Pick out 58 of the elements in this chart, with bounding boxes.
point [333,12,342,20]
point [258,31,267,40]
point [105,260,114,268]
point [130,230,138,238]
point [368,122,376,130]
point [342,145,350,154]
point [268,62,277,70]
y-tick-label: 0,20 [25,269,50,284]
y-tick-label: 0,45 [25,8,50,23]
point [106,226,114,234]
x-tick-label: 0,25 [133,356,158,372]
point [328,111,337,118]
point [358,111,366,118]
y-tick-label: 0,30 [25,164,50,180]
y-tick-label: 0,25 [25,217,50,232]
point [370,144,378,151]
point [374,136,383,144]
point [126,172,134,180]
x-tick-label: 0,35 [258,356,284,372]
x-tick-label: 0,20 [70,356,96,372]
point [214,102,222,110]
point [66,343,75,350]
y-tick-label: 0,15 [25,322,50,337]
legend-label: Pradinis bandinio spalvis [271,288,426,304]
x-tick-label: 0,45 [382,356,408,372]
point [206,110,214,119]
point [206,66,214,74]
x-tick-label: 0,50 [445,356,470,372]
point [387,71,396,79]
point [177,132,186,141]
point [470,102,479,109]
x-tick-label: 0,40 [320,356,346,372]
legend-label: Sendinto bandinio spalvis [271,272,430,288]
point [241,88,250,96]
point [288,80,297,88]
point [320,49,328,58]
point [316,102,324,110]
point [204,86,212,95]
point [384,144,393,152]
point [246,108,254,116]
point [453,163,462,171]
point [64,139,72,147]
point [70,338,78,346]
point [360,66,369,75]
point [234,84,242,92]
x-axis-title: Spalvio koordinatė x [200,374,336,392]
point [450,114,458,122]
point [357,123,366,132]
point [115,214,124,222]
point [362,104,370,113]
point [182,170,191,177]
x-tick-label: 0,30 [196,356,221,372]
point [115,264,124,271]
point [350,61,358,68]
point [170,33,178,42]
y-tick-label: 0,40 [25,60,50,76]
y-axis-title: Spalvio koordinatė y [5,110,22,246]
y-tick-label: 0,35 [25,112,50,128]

WRITTEN PROBLEM – Return each line above that contains the word "Spalvio", copied in full.

PROBLEM SOLUTION –
x-axis-title: Spalvio koordinatė x [200,374,336,392]
y-axis-title: Spalvio koordinatė y [5,110,22,246]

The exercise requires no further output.